◆ **Stated problem**:
Locate each line below that includes "this" and reproduce it.

Records that describe figures
>>>
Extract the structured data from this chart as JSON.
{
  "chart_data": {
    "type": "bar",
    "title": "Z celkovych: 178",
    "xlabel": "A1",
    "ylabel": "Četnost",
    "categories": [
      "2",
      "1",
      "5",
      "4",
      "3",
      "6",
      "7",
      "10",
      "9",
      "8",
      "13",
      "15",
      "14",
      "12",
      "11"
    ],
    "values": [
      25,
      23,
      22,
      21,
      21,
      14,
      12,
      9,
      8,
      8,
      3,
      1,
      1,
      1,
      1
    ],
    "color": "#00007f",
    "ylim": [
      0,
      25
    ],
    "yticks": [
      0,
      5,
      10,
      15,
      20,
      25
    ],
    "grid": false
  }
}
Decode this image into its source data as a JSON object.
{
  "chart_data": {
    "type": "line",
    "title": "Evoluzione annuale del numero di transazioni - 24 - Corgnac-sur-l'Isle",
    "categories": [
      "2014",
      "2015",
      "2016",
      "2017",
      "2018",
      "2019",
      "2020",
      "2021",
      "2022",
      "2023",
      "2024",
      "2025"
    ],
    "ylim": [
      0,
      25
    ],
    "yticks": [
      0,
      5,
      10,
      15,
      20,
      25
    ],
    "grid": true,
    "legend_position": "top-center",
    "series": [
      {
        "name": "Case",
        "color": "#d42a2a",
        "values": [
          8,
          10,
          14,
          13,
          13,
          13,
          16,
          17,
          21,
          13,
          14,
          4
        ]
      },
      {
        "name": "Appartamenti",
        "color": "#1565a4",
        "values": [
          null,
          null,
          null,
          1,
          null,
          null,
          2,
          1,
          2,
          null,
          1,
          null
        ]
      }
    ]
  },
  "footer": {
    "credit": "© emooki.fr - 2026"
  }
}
<<<
◆ **Answer to the problem**:
Extract the structured data from this chart as JSON.
Decode this image into its source data as a JSON object.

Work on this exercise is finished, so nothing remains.